Instructions to follow
Leave out every picture, then transcribe the rest of the listing exactly.

The data
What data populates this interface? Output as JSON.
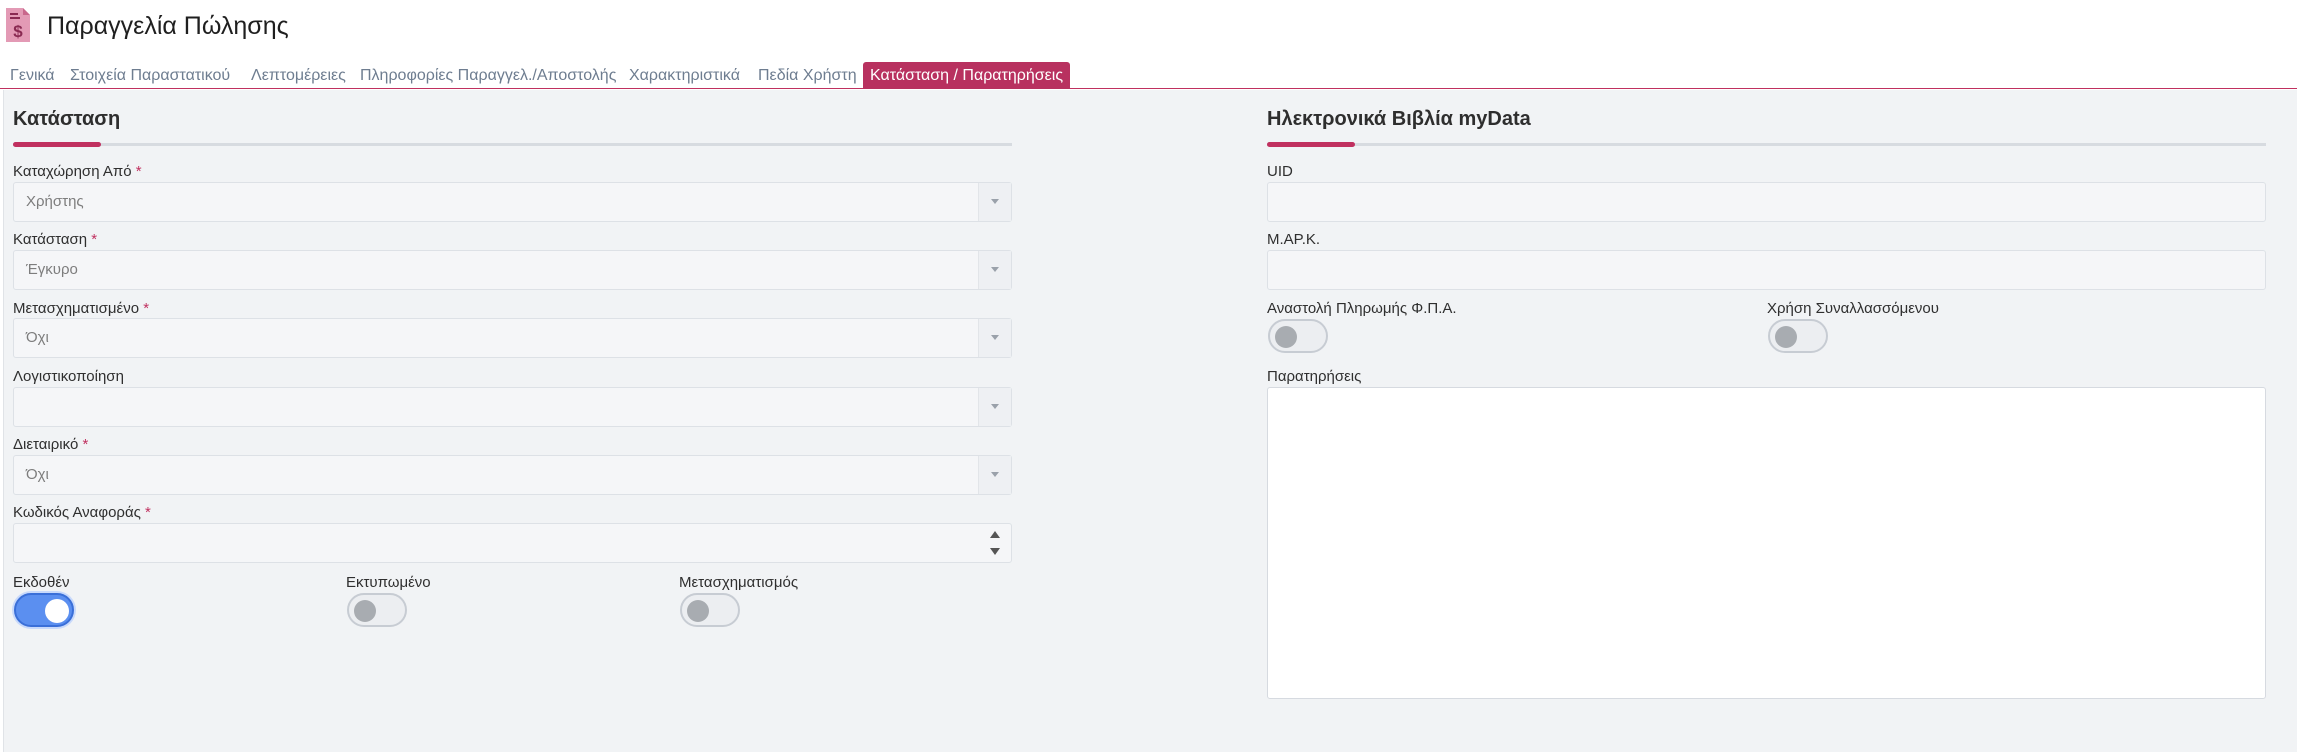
{
  "header": {
    "title": "Παραγγελία Πώλησης",
    "icon": "sales-document-icon",
    "accent_color": "#c0305f"
  },
  "tabs": [
    {
      "label": "Γενικά"
    },
    {
      "label": "Στοιχεία Παραστατικού"
    },
    {
      "label": "Λεπτομέρειες"
    },
    {
      "label": "Πληροφορίες Παραγγελ./Αποστολής"
    },
    {
      "label": "Χαρακτηριστικά"
    },
    {
      "label": "Πεδία Χρήστη"
    },
    {
      "label": "Κατάσταση / Παρατηρήσεις",
      "active": true
    }
  ],
  "status_section": {
    "title": "Κατάσταση",
    "fields": {
      "registered_by": {
        "label": "Καταχώρηση Από",
        "required": "*",
        "value": "Χρήστης"
      },
      "status": {
        "label": "Κατάσταση",
        "required": "*",
        "value": "Έγκυρο"
      },
      "transformed": {
        "label": "Μετασχηματισμένο",
        "required": "*",
        "value": "Όχι"
      },
      "accounting": {
        "label": "Λογιστικοποίηση",
        "value": ""
      },
      "intercompany": {
        "label": "Διεταιρικό",
        "required": "*",
        "value": "Όχι"
      },
      "reference_code": {
        "label": "Κωδικός Αναφοράς",
        "required": "*",
        "value": ""
      }
    },
    "toggles": {
      "issued": {
        "label": "Εκδοθέν",
        "on": true
      },
      "printed": {
        "label": "Εκτυπωμένο",
        "on": false
      },
      "transformation": {
        "label": "Μετασχηματισμός",
        "on": false
      }
    }
  },
  "mydata_section": {
    "title": "Ηλεκτρονικά Βιβλία myData",
    "fields": {
      "uid": {
        "label": "UID",
        "value": ""
      },
      "mark": {
        "label": "Μ.ΑΡ.Κ.",
        "value": ""
      }
    },
    "toggles": {
      "vat_suspension": {
        "label": "Αναστολή Πληρωμής Φ.Π.Α.",
        "on": false
      },
      "counterparty_use": {
        "label": "Χρήση Συναλλασσόμενου",
        "on": false
      }
    },
    "notes": {
      "label": "Παρατηρήσεις",
      "value": ""
    }
  }
}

Response
What data populates this interface? Output as JSON.
{
  "header": {
    "title": "Παραγγελία Πώλησης",
    "icon": "sales-document-icon",
    "accent_color": "#c0305f"
  },
  "tabs": [
    {
      "label": "Γενικά"
    },
    {
      "label": "Στοιχεία Παραστατικού"
    },
    {
      "label": "Λεπτομέρειες"
    },
    {
      "label": "Πληροφορίες Παραγγελ./Αποστολής"
    },
    {
      "label": "Χαρακτηριστικά"
    },
    {
      "label": "Πεδία Χρήστη"
    },
    {
      "label": "Κατάσταση / Παρατηρήσεις",
      "active": true
    }
  ],
  "status_section": {
    "title": "Κατάσταση",
    "fields": {
      "registered_by": {
        "label": "Καταχώρηση Από",
        "required": "*",
        "value": "Χρήστης"
      },
      "status": {
        "label": "Κατάσταση",
        "required": "*",
        "value": "Έγκυρο"
      },
      "transformed": {
        "label": "Μετασχηματισμένο",
        "required": "*",
        "value": "Όχι"
      },
      "accounting": {
        "label": "Λογιστικοποίηση",
        "value": ""
      },
      "intercompany": {
        "label": "Διεταιρικό",
        "required": "*",
        "value": "Όχι"
      },
      "reference_code": {
        "label": "Κωδικός Αναφοράς",
        "required": "*",
        "value": ""
      }
    },
    "toggles": {
      "issued": {
        "label": "Εκδοθέν",
        "on": true
      },
      "printed": {
        "label": "Εκτυπωμένο",
        "on": false
      },
      "transformation": {
        "label": "Μετασχηματισμός",
        "on": false
      }
    }
  },
  "mydata_section": {
    "title": "Ηλεκτρονικά Βιβλία myData",
    "fields": {
      "uid": {
        "label": "UID",
        "value": ""
      },
      "mark": {
        "label": "Μ.ΑΡ.Κ.",
        "value": ""
      }
    },
    "toggles": {
      "vat_suspension": {
        "label": "Αναστολή Πληρωμής Φ.Π.Α.",
        "on": false
      },
      "counterparty_use": {
        "label": "Χρήση Συναλλασσόμενου",
        "on": false
      }
    },
    "notes": {
      "label": "Παρατηρήσεις",
      "value": ""
    }
  }
}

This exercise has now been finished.